# [WORK REQUIRED]
Restate the complete material exactly.

[Stored data entries]

-- Start --

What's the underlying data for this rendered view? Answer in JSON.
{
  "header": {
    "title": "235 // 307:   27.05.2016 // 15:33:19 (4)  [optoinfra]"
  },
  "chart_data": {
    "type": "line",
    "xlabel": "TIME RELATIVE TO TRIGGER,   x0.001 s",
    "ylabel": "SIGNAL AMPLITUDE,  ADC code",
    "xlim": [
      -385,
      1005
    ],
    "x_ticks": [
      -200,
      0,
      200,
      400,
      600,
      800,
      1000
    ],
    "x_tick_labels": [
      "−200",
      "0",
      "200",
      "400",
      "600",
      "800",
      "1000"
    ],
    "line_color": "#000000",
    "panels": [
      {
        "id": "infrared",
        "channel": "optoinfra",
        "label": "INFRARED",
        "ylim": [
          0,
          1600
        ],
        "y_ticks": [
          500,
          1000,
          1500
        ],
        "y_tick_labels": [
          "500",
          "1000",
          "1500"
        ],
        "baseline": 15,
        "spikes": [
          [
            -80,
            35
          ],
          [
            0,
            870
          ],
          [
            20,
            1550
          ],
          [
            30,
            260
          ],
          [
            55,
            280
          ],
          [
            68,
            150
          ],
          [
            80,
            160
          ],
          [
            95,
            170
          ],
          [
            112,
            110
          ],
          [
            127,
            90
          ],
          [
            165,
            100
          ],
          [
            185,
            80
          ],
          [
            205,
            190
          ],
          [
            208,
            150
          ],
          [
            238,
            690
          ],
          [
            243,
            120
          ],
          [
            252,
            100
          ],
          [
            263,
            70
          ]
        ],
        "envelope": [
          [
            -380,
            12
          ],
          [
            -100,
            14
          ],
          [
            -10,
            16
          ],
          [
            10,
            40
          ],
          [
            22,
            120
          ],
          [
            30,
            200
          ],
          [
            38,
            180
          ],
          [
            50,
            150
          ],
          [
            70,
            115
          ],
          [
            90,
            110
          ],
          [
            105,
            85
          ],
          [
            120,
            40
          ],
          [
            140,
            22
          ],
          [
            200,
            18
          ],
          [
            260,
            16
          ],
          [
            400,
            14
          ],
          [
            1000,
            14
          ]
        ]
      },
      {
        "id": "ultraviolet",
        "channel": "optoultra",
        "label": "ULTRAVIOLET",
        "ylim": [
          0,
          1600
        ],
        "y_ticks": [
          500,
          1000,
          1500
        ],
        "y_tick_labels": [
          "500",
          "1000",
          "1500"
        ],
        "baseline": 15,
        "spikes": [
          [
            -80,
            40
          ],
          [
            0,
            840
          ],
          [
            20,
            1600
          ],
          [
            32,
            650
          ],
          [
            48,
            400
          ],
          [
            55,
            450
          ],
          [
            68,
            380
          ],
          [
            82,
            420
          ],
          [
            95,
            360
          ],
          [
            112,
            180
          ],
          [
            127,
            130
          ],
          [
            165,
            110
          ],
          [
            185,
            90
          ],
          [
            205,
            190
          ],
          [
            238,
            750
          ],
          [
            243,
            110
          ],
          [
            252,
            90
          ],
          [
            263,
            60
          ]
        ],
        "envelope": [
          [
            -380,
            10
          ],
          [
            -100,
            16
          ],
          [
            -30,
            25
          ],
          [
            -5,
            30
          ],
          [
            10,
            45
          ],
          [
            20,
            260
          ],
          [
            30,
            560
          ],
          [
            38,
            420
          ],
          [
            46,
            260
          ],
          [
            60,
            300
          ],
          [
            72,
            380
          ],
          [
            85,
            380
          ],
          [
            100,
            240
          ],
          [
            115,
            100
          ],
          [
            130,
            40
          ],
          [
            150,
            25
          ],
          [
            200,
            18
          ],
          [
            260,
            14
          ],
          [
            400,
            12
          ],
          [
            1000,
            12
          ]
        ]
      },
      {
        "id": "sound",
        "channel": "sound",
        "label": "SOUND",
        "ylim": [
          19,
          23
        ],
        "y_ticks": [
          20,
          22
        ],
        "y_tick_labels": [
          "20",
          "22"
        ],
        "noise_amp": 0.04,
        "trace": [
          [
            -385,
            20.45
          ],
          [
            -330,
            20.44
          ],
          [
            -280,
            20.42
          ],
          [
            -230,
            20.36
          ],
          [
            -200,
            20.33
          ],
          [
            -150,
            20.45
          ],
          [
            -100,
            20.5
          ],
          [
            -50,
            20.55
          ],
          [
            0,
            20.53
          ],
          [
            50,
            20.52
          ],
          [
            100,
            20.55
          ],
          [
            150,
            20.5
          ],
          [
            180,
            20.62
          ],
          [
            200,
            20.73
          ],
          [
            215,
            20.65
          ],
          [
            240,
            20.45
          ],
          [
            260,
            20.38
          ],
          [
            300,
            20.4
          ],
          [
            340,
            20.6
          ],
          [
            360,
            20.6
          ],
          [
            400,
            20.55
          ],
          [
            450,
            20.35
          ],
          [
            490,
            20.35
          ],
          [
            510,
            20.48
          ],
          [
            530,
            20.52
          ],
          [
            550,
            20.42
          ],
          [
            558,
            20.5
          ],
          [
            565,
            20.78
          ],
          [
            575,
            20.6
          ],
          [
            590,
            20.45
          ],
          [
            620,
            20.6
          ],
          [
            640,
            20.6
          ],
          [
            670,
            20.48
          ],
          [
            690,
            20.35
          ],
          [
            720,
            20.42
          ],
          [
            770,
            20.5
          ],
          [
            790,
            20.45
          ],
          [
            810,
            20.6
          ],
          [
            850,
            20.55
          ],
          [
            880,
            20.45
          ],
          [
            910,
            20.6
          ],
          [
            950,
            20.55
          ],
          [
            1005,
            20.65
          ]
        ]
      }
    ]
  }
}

-- End --

# [OUTPUT]
What's the underlying data for this rendered view? Answer in JSON.
{
  "header": {
    "title": "235 // 307:   27.05.2016 // 15:33:19 (4)  [optoinfra]"
  },
  "chart_data": {
    "type": "line",
    "xlabel": "TIME RELATIVE TO TRIGGER,   x0.001 s",
    "ylabel": "SIGNAL AMPLITUDE,  ADC code",
    "xlim": [
      -385,
      1005
    ],
    "x_ticks": [
      -200,
      0,
      200,
      400,
      600,
      800,
      1000
    ],
    "x_tick_labels": [
      "−200",
      "0",
      "200",
      "400",
      "600",
      "800",
      "1000"
    ],
    "line_color": "#000000",
    "panels": [
      {
        "id": "infrared",
        "channel": "optoinfra",
        "label": "INFRARED",
        "ylim": [
          0,
          1600
        ],
        "y_ticks": [
          500,
          1000,
          1500
        ],
        "y_tick_labels": [
          "500",
          "1000",
          "1500"
        ],
        "baseline": 15,
        "spikes": [
          [
            -80,
            35
          ],
          [
            0,
            870
          ],
          [
            20,
            1550
          ],
          [
            30,
            260
          ],
          [
            55,
            280
          ],
          [
            68,
            150
          ],
          [
            80,
            160
          ],
          [
            95,
            170
          ],
          [
            112,
            110
          ],
          [
            127,
            90
          ],
          [
            165,
            100
          ],
          [
            185,
            80
          ],
          [
            205,
            190
          ],
          [
            208,
            150
          ],
          [
            238,
            690
          ],
          [
            243,
            120
          ],
          [
            252,
            100
          ],
          [
            263,
            70
          ]
        ],
        "envelope": [
          [
            -380,
            12
          ],
          [
            -100,
            14
          ],
          [
            -10,
            16
          ],
          [
            10,
            40
          ],
          [
            22,
            120
          ],
          [
            30,
            200
          ],
          [
            38,
            180
          ],
          [
            50,
            150
          ],
          [
            70,
            115
          ],
          [
            90,
            110
          ],
          [
            105,
            85
          ],
          [
            120,
            40
          ],
          [
            140,
            22
          ],
          [
            200,
            18
          ],
          [
            260,
            16
          ],
          [
            400,
            14
          ],
          [
            1000,
            14
          ]
        ]
      },
      {
        "id": "ultraviolet",
        "channel": "optoultra",
        "label": "ULTRAVIOLET",
        "ylim": [
          0,
          1600
        ],
        "y_ticks": [
          500,
          1000,
          1500
        ],
        "y_tick_labels": [
          "500",
          "1000",
          "1500"
        ],
        "baseline": 15,
        "spikes": [
          [
            -80,
            40
          ],
          [
            0,
            840
          ],
          [
            20,
            1600
          ],
          [
            32,
            650
          ],
          [
            48,
            400
          ],
          [
            55,
            450
          ],
          [
            68,
            380
          ],
          [
            82,
            420
          ],
          [
            95,
            360
          ],
          [
            112,
            180
          ],
          [
            127,
            130
          ],
          [
            165,
            110
          ],
          [
            185,
            90
          ],
          [
            205,
            190
          ],
          [
            238,
            750
          ],
          [
            243,
            110
          ],
          [
            252,
            90
          ],
          [
            263,
            60
          ]
        ],
        "envelope": [
          [
            -380,
            10
          ],
          [
            -100,
            16
          ],
          [
            -30,
            25
          ],
          [
            -5,
            30
          ],
          [
            10,
            45
          ],
          [
            20,
            260
          ],
          [
            30,
            560
          ],
          [
            38,
            420
          ],
          [
            46,
            260
          ],
          [
            60,
            300
          ],
          [
            72,
            380
          ],
          [
            85,
            380
          ],
          [
            100,
            240
          ],
          [
            115,
            100
          ],
          [
            130,
            40
          ],
          [
            150,
            25
          ],
          [
            200,
            18
          ],
          [
            260,
            14
          ],
          [
            400,
            12
          ],
          [
            1000,
            12
          ]
        ]
      },
      {
        "id": "sound",
        "channel": "sound",
        "label": "SOUND",
        "ylim": [
          19,
          23
        ],
        "y_ticks": [
          20,
          22
        ],
        "y_tick_labels": [
          "20",
          "22"
        ],
        "noise_amp": 0.04,
        "trace": [
          [
            -385,
            20.45
          ],
          [
            -330,
            20.44
          ],
          [
            -280,
            20.42
          ],
          [
            -230,
            20.36
          ],
          [
            -200,
            20.33
          ],
          [
            -150,
            20.45
          ],
          [
            -100,
            20.5
          ],
          [
            -50,
            20.55
          ],
          [
            0,
            20.53
          ],
          [
            50,
            20.52
          ],
          [
            100,
            20.55
          ],
          [
            150,
            20.5
          ],
          [
            180,
            20.62
          ],
          [
            200,
            20.73
          ],
          [
            215,
            20.65
          ],
          [
            240,
            20.45
          ],
          [
            260,
            20.38
          ],
          [
            300,
            20.4
          ],
          [
            340,
            20.6
          ],
          [
            360,
            20.6
          ],
          [
            400,
            20.55
          ],
          [
            450,
            20.35
          ],
          [
            490,
            20.35
          ],
          [
            510,
            20.48
          ],
          [
            530,
            20.52
          ],
          [
            550,
            20.42
          ],
          [
            558,
            20.5
          ],
          [
            565,
            20.78
          ],
          [
            575,
            20.6
          ],
          [
            590,
            20.45
          ],
          [
            620,
            20.6
          ],
          [
            640,
            20.6
          ],
          [
            670,
            20.48
          ],
          [
            690,
            20.35
          ],
          [
            720,
            20.42
          ],
          [
            770,
            20.5
          ],
          [
            790,
            20.45
          ],
          [
            810,
            20.6
          ],
          [
            850,
            20.55
          ],
          [
            880,
            20.45
          ],
          [
            910,
            20.6
          ],
          [
            950,
            20.55
          ],
          [
            1005,
            20.65
          ]
        ]
      }
    ]
  }
}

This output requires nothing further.